▶ _Provided records_

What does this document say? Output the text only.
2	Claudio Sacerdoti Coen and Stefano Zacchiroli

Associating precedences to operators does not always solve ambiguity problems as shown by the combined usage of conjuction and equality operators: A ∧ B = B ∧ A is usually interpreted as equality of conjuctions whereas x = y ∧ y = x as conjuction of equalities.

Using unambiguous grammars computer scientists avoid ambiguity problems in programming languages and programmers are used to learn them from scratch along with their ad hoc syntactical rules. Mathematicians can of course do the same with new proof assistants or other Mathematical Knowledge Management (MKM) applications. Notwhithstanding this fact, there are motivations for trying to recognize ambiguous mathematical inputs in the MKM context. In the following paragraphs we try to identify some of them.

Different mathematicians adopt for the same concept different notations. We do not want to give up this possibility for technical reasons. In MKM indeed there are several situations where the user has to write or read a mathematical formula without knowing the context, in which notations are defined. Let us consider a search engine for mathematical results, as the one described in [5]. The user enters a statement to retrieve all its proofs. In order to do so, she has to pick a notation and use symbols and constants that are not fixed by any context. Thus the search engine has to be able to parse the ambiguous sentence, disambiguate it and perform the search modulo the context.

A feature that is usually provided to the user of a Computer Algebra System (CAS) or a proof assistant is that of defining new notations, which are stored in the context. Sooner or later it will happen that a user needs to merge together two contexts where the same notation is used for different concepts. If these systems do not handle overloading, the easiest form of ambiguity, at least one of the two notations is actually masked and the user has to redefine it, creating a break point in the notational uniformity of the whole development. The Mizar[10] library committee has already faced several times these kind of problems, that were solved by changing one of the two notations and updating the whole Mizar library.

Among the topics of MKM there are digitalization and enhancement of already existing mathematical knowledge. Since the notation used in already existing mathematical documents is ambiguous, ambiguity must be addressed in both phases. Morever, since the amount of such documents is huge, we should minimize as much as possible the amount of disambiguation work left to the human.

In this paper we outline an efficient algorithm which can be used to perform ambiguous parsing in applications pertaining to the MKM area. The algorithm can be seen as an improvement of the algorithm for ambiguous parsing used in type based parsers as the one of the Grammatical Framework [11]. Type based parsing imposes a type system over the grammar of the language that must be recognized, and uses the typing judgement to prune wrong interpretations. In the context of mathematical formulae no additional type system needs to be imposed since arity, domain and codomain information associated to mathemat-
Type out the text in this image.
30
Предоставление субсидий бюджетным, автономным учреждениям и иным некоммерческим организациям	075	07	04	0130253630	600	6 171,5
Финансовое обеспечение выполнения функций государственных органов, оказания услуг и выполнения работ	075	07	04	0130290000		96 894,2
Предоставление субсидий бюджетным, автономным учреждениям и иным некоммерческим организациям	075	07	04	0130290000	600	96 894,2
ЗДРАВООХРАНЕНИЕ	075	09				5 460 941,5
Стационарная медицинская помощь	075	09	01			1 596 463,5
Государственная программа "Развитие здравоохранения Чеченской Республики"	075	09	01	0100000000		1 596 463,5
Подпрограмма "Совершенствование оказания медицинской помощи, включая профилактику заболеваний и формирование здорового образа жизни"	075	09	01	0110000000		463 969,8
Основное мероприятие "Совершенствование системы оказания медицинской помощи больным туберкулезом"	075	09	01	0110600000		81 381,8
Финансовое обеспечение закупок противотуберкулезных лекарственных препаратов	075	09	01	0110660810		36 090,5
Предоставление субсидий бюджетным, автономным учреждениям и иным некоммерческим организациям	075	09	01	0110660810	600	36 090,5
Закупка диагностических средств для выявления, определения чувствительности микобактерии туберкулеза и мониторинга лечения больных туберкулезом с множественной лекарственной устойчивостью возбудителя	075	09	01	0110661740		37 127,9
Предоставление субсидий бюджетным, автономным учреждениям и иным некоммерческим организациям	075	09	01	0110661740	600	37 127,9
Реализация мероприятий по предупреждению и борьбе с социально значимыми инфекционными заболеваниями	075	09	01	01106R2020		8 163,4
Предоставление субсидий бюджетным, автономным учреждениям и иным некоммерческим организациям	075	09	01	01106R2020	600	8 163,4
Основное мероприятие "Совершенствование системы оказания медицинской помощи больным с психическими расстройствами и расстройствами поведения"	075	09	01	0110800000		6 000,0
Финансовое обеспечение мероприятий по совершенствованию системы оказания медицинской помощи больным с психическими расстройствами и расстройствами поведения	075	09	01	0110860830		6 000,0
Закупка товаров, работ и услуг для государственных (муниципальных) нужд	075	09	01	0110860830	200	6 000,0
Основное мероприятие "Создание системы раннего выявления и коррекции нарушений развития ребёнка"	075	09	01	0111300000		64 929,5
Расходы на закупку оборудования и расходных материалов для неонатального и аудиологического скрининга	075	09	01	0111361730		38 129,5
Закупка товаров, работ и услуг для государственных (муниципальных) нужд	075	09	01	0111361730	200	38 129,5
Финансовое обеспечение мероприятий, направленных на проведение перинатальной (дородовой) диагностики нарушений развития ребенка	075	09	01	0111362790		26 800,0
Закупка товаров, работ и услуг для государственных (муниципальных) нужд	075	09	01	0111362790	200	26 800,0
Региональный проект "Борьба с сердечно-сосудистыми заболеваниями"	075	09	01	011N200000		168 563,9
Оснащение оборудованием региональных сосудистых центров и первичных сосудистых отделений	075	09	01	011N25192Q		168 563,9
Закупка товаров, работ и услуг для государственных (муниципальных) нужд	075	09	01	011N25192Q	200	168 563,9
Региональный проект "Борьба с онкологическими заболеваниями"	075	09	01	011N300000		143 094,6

▶ _Exercise instructions_
Restate the whole listing exactly.

▶ _Written response_
What does this document say? Output the text only.
2	Claudio Sacerdoti Coen and Stefano Zacchiroli

Associating precedences to operators does not always solve ambiguity problems as shown by the combined usage of conjuction and equality operators: A ∧ B = B ∧ A is usually interpreted as equality of conjuctions whereas x = y ∧ y = x as conjuction of equalities.

Using unambiguous grammars computer scientists avoid ambiguity problems in programming languages and programmers are used to learn them from scratch along with their ad hoc syntactical rules. Mathematicians can of course do the same with new proof assistants or other Mathematical Knowledge Management (MKM) applications. Notwhithstanding this fact, there are motivations for trying to recognize ambiguous mathematical inputs in the MKM context. In the following paragraphs we try to identify some of them.

Different mathematicians adopt for the same concept different notations. We do not want to give up this possibility for technical reasons. In MKM indeed there are several situations where the user has to write or read a mathematical formula without knowing the context, in which notations are defined. Let us consider a search engine for mathematical results, as the one described in [5]. The user enters a statement to retrieve all its proofs. In order to do so, she has to pick a notation and use symbols and constants that are not fixed by any context. Thus the search engine has to be able to parse the ambiguous sentence, disambiguate it and perform the search modulo the context.

A feature that is usually provided to the user of a Computer Algebra System (CAS) or a proof assistant is that of defining new notations, which are stored in the context. Sooner or later it will happen that a user needs to merge together two contexts where the same notation is used for different concepts. If these systems do not handle overloading, the easiest form of ambiguity, at least one of the two notations is actually masked and the user has to redefine it, creating a break point in the notational uniformity of the whole development. The Mizar[10] library committee has already faced several times these kind of problems, that were solved by changing one of the two notations and updating the whole Mizar library.

Among the topics of MKM there are digitalization and enhancement of already existing mathematical knowledge. Since the notation used in already existing mathematical documents is ambiguous, ambiguity must be addressed in both phases. Morever, since the amount of such documents is huge, we should minimize as much as possible the amount of disambiguation work left to the human.

In this paper we outline an efficient algorithm which can be used to perform ambiguous parsing in applications pertaining to the MKM area. The algorithm can be seen as an improvement of the algorithm for ambiguous parsing used in type based parsers as the one of the Grammatical Framework [11]. Type based parsing imposes a type system over the grammar of the language that must be recognized, and uses the typing judgement to prune wrong interpretations. In the context of mathematical formulae no additional type system needs to be imposed since arity, domain and codomain information associated to mathemat-
Type out the text in this image.
30
Предоставление субсидий бюджетным, автономным учреждениям и иным некоммерческим организациям	075	07	04	0130253630	600	6 171,5
Финансовое обеспечение выполнения функций государственных органов, оказания услуг и выполнения работ	075	07	04	0130290000		96 894,2
Предоставление субсидий бюджетным, автономным учреждениям и иным некоммерческим организациям	075	07	04	0130290000	600	96 894,2
ЗДРАВООХРАНЕНИЕ	075	09				5 460 941,5
Стационарная медицинская помощь	075	09	01			1 596 463,5
Государственная программа "Развитие здравоохранения Чеченской Республики"	075	09	01	0100000000		1 596 463,5
Подпрограмма "Совершенствование оказания медицинской помощи, включая профилактику заболеваний и формирование здорового образа жизни"	075	09	01	0110000000		463 969,8
Основное мероприятие "Совершенствование системы оказания медицинской помощи больным туберкулезом"	075	09	01	0110600000		81 381,8
Финансовое обеспечение закупок противотуберкулезных лекарственных препаратов	075	09	01	0110660810		36 090,5
Предоставление субсидий бюджетным, автономным учреждениям и иным некоммерческим организациям	075	09	01	0110660810	600	36 090,5
Закупка диагностических средств для выявления, определения чувствительности микобактерии туберкулеза и мониторинга лечения больных туберкулезом с множественной лекарственной устойчивостью возбудителя	075	09	01	0110661740		37 127,9
Предоставление субсидий бюджетным, автономным учреждениям и иным некоммерческим организациям	075	09	01	0110661740	600	37 127,9
Реализация мероприятий по предупреждению и борьбе с социально значимыми инфекционными заболеваниями	075	09	01	01106R2020		8 163,4
Предоставление субсидий бюджетным, автономным учреждениям и иным некоммерческим организациям	075	09	01	01106R2020	600	8 163,4
Основное мероприятие "Совершенствование системы оказания медицинской помощи больным с психическими расстройствами и расстройствами поведения"	075	09	01	0110800000		6 000,0
Финансовое обеспечение мероприятий по совершенствованию системы оказания медицинской помощи больным с психическими расстройствами и расстройствами поведения	075	09	01	0110860830		6 000,0
Закупка товаров, работ и услуг для государственных (муниципальных) нужд	075	09	01	0110860830	200	6 000,0
Основное мероприятие "Создание системы раннего выявления и коррекции нарушений развития ребёнка"	075	09	01	0111300000		64 929,5
Расходы на закупку оборудования и расходных материалов для неонатального и аудиологического скрининга	075	09	01	0111361730		38 129,5
Закупка товаров, работ и услуг для государственных (муниципальных) нужд	075	09	01	0111361730	200	38 129,5
Финансовое обеспечение мероприятий, направленных на проведение перинатальной (дородовой) диагностики нарушений развития ребенка	075	09	01	0111362790		26 800,0
Закупка товаров, работ и услуг для государственных (муниципальных) нужд	075	09	01	0111362790	200	26 800,0
Региональный проект "Борьба с сердечно-сосудистыми заболеваниями"	075	09	01	011N200000		168 563,9
Оснащение оборудованием региональных сосудистых центров и первичных сосудистых отделений	075	09	01	011N25192Q		168 563,9
Закупка товаров, работ и услуг для государственных (муниципальных) нужд	075	09	01	011N25192Q	200	168 563,9
Региональный проект "Борьба с онкологическими заболеваниями"	075	09	01	011N300000		143 094,6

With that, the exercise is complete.